Make an exact copy of the lines, leaving the pictures out.

%%

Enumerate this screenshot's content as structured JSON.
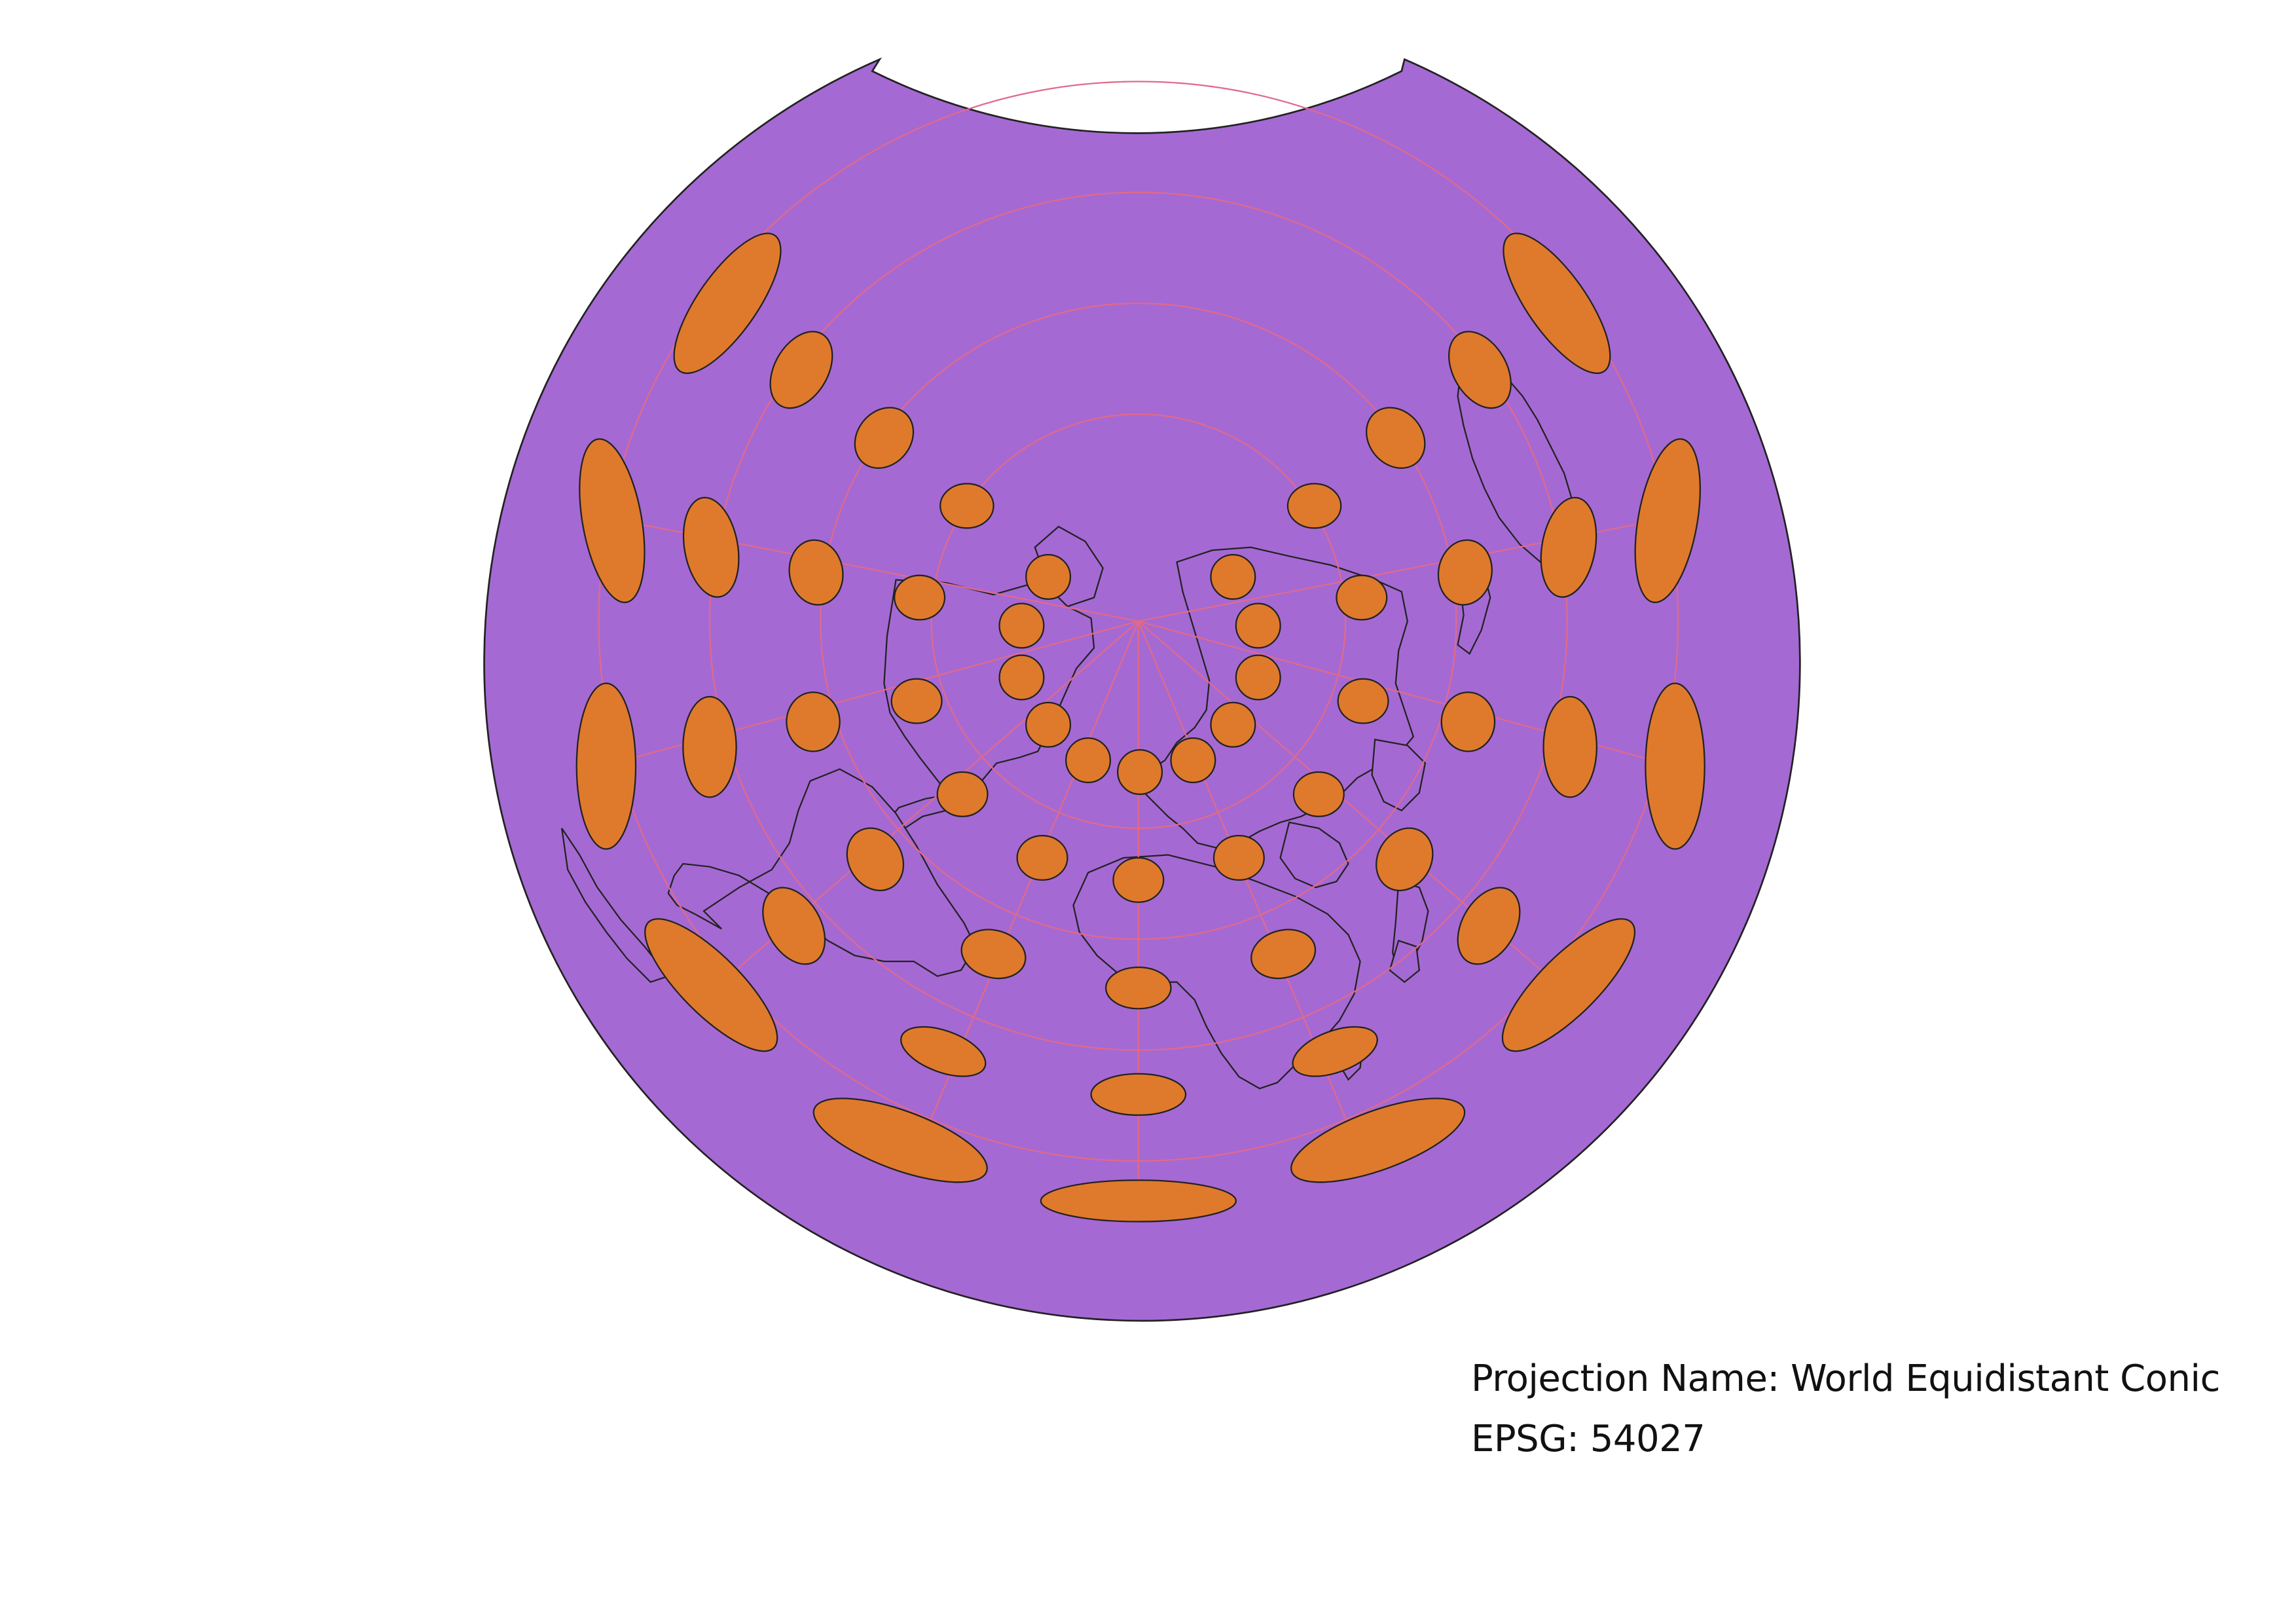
{
  "projection": {
    "name_line": "Projection Name: World Equidistant Conic",
    "epsg_line": "EPSG: 54027"
  },
  "colors": {
    "land": "#a569d4",
    "outline": "#222222",
    "ellipse": "#df7a2c",
    "graticule": "#e06a8a",
    "background": "#ffffff"
  },
  "map": {
    "layers": [
      "land-fill",
      "country-borders",
      "graticule",
      "tissot-indicatrices"
    ]
  }
}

%%

ANSWER FOR THE TASK:
Enumerate this screenshot's content as structured JSON.
{
  "projection": {
    "name_line": "Projection Name: World Equidistant Conic",
    "epsg_line": "EPSG: 54027"
  },
  "colors": {
    "land": "#a569d4",
    "outline": "#222222",
    "ellipse": "#df7a2c",
    "graticule": "#e06a8a",
    "background": "#ffffff"
  },
  "map": {
    "layers": [
      "land-fill",
      "country-borders",
      "graticule",
      "tissot-indicatrices"
    ]
  }
}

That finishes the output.